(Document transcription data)
= = = =
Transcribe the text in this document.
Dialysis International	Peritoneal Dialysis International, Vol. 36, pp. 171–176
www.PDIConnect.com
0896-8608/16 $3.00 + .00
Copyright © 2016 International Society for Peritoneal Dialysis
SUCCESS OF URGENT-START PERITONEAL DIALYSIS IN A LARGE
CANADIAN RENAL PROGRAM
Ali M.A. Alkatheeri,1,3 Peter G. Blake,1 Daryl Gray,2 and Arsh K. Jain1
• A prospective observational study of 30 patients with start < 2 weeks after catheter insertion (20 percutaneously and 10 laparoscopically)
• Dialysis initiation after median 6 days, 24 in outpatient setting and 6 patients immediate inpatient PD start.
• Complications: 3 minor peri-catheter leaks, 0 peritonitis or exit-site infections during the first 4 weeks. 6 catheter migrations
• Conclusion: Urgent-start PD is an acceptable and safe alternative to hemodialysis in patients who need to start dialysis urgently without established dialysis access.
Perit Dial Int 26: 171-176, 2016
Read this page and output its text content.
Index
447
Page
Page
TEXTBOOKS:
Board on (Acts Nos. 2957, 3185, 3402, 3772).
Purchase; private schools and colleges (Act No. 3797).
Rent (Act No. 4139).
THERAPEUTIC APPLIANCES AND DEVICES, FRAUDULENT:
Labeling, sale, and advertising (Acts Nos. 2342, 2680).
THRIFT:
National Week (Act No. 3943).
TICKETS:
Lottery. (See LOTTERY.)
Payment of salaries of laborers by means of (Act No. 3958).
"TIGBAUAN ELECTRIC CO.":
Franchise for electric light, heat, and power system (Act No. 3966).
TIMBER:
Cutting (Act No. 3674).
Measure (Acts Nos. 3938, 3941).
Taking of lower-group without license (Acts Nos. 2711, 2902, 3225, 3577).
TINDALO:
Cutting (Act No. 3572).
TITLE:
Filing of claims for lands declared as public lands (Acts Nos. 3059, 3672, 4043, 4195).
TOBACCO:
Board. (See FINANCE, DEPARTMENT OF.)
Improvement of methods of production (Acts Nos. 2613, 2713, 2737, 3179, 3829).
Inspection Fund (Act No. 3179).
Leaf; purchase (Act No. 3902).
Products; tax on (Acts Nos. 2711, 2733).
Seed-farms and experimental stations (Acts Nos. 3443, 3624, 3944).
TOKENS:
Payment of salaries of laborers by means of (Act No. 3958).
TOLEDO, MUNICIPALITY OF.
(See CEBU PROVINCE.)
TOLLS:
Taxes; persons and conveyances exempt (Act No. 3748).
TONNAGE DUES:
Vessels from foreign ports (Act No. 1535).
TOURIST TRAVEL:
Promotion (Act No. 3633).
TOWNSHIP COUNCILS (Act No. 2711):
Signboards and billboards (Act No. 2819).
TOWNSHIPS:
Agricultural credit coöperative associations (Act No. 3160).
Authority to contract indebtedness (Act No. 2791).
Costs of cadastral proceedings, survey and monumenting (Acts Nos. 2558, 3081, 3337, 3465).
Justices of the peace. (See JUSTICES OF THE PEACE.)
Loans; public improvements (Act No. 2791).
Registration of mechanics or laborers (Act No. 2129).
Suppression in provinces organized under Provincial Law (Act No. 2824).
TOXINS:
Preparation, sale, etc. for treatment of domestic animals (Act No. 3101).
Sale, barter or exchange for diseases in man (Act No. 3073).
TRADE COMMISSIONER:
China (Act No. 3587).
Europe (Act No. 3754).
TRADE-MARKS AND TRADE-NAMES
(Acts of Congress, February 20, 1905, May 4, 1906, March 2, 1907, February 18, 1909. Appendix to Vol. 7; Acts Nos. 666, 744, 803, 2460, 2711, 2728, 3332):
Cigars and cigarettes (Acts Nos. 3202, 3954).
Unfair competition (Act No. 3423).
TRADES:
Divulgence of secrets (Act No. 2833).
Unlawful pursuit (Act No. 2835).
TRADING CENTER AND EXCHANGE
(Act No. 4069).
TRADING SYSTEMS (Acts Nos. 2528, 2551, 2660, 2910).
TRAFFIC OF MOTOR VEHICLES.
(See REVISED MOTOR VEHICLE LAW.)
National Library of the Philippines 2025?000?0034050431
= = = =
WHAT IS REQUIRED
Find "TRADING" in the preceding records. Copy each line that holds it.

YOUR SOLUTION
TRADING CENTER AND EXCHANGE
TRADING SYSTEMS (Acts Nos. 2528, 2551, 2660, 2910).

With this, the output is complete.